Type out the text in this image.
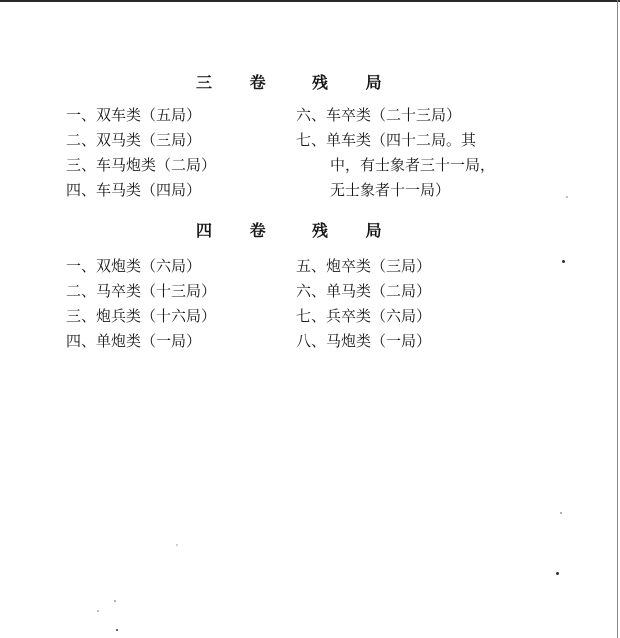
三 卷 残 局
一、双车类（五局）
二、双马类（三局）
三、车马炮类（二局）
四、车马类（四局）
六、车卒类（二十三局）
七、单车类（四十二局。其
中，有士象者三十一局，
无士象者十一局）
四 卷 残 局
一、双炮类（六局）
二、马卒类（十三局）
三、炮兵类（十六局）
四、单炮类（一局）
五、炮卒类（三局）
六、单马类（二局）
七、兵卒类（六局）
八、马炮类（一局）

§ Job
Give back the whole listing as it stands, minus its pictures.

§ Full solution
Type out the text in this image.
三 卷 残 局
一、双车类（五局）
二、双马类（三局）
三、车马炮类（二局）
四、车马类（四局）
六、车卒类（二十三局）
七、单车类（四十二局。其
中，有士象者三十一局，
无士象者十一局）
四 卷 残 局
一、双炮类（六局）
二、马卒类（十三局）
三、炮兵类（十六局）
四、单炮类（一局）
五、炮卒类（三局）
六、单马类（二局）
七、兵卒类（六局）
八、马炮类（一局）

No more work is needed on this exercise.